(Stored data entries)
====================
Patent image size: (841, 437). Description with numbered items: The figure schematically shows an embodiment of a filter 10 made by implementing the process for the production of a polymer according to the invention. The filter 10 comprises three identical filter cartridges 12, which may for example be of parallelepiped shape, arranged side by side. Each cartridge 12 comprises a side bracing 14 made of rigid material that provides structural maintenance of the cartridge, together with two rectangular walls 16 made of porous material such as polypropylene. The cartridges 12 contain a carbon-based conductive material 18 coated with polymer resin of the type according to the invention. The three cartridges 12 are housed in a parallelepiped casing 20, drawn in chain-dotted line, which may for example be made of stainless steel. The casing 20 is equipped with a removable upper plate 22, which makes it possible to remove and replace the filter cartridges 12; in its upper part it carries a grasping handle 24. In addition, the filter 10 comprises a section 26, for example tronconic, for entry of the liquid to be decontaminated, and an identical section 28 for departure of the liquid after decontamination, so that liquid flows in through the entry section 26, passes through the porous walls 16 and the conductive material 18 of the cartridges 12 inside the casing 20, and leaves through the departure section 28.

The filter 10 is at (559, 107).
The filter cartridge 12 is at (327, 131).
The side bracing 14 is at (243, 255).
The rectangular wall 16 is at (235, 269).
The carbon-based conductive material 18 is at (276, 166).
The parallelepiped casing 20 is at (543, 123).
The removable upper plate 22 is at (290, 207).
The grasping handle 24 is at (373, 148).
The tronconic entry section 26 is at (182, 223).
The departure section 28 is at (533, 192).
====================
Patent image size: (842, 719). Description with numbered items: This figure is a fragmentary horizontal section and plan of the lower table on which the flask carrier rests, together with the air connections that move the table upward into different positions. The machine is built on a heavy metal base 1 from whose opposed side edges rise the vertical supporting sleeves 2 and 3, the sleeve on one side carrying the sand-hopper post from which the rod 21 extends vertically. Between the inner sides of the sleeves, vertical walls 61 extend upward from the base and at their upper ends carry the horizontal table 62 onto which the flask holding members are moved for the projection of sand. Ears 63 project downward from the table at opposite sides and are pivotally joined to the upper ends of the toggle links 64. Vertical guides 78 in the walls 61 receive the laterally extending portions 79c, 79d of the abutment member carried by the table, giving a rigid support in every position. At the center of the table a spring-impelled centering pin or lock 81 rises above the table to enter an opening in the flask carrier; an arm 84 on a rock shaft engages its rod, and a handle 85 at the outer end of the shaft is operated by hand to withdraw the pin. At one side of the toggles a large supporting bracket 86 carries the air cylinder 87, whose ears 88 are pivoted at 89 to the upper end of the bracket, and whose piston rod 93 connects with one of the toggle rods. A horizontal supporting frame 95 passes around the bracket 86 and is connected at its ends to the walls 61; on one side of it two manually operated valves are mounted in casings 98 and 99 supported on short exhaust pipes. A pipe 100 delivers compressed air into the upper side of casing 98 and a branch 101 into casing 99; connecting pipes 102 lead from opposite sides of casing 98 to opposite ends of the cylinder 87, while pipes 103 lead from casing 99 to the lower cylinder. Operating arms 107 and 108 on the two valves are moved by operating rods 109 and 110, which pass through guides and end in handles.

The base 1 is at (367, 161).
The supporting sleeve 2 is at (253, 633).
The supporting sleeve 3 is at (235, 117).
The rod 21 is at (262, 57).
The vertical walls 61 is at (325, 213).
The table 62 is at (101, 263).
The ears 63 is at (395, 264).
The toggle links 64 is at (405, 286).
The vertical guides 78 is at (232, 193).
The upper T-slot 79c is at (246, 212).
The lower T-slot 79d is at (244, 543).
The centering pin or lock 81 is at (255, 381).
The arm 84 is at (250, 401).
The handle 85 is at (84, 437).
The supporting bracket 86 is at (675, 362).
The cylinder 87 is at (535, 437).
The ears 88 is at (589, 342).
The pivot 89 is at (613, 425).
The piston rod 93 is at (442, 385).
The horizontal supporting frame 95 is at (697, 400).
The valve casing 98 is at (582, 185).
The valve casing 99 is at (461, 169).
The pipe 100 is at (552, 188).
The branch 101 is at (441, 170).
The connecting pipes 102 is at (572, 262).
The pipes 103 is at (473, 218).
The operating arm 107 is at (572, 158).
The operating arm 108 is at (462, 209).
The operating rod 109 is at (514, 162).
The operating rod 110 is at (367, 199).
====================
» **The exercise**
Rewrite the part that opens with the line containing "Patent image size: (841, 437)." and closes with the line containing "The side bracing 14 is at (243, 255).", changing "departure section" to "exit section" and keeping everything else the same.

» **Exercise result**
Patent image size: (841, 437). Description with numbered items: The figure schematically shows an embodiment of a filter 10 made by implementing the process for the production of a polymer according to the invention. The filter 10 comprises three identical filter cartridges 12, which may for example be of parallelepiped shape, arranged side by side. Each cartridge 12 comprises a side bracing 14 made of rigid material that provides structural maintenance of the cartridge, together with two rectangular walls 16 made of porous material such as polypropylene. The cartridges 12 contain a carbon-based conductive material 18 coated with polymer resin of the type according to the invention. The three cartridges 12 are housed in a parallelepiped casing 20, drawn in chain-dotted line, which may for example be made of stainless steel. The casing 20 is equipped with a removable upper plate 22, which makes it possible to remove and replace the filter cartridges 12; in its upper part it carries a grasping handle 24. In addition, the filter 10 comprises a section 26, for example tronconic, for entry of the liquid to be decontaminated, and an identical section 28 for departure of the liquid after decontamination, so that liquid flows in through the entry section 26, passes through the porous walls 16 and the conductive material 18 of the cartridges 12 inside the casing 20, and leaves through the exit section 28.

The filter 10 is at (559, 107).
The filter cartridge 12 is at (327, 131).
The side bracing 14 is at (243, 255).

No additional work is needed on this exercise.